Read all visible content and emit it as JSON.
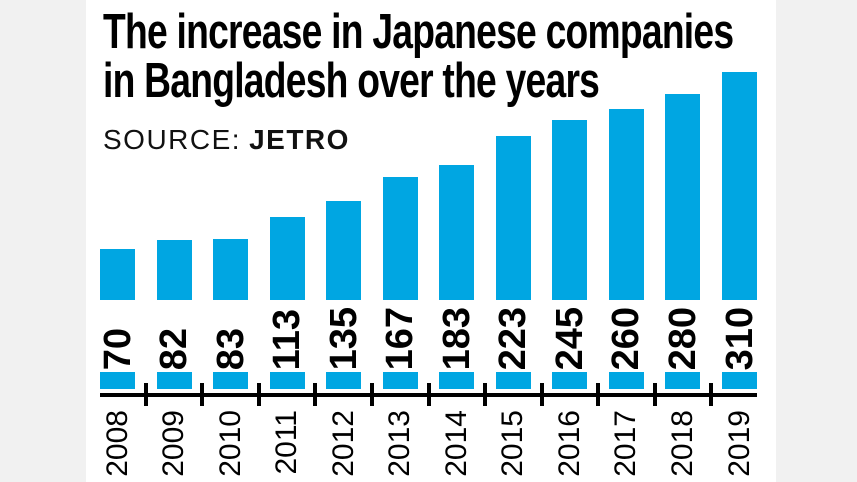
{
  "header": {
    "title_line1": "The increase in Japanese companies",
    "title_line2": "in Bangladesh over the years",
    "source_label": "SOURCE:",
    "source_value": "JETRO"
  },
  "colors": {
    "bar": "#00A6E2",
    "axis": "#000000",
    "text": "#000000",
    "card_background": "#ffffff",
    "side_background": "#f1f1f1"
  },
  "chart_data": {
    "type": "bar",
    "title": "The increase in Japanese companies in Bangladesh over the years",
    "source": "JETRO",
    "categories": [
      "2008",
      "2009",
      "2010",
      "2011",
      "2012",
      "2013",
      "2014",
      "2015",
      "2016",
      "2017",
      "2018",
      "2019"
    ],
    "values": [
      70,
      82,
      83,
      113,
      135,
      167,
      183,
      223,
      245,
      260,
      280,
      310
    ],
    "xlabel": "",
    "ylabel": "",
    "ylim": [
      0,
      310
    ],
    "orientation": "vertical",
    "grid": false,
    "legend": false,
    "value_labels": "rotated-90-at-bar-base",
    "category_labels": "rotated-90-below-axis",
    "bar_color": "#00A6E2"
  }
}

•••••

▶ **What to produce**
Report each line of the material above where the word "increase" appears.

▶ **Exercise result**
    "title_line1": "The increase in Japanese companies",
    "title": "The increase in Japanese companies in Bangladesh over the years",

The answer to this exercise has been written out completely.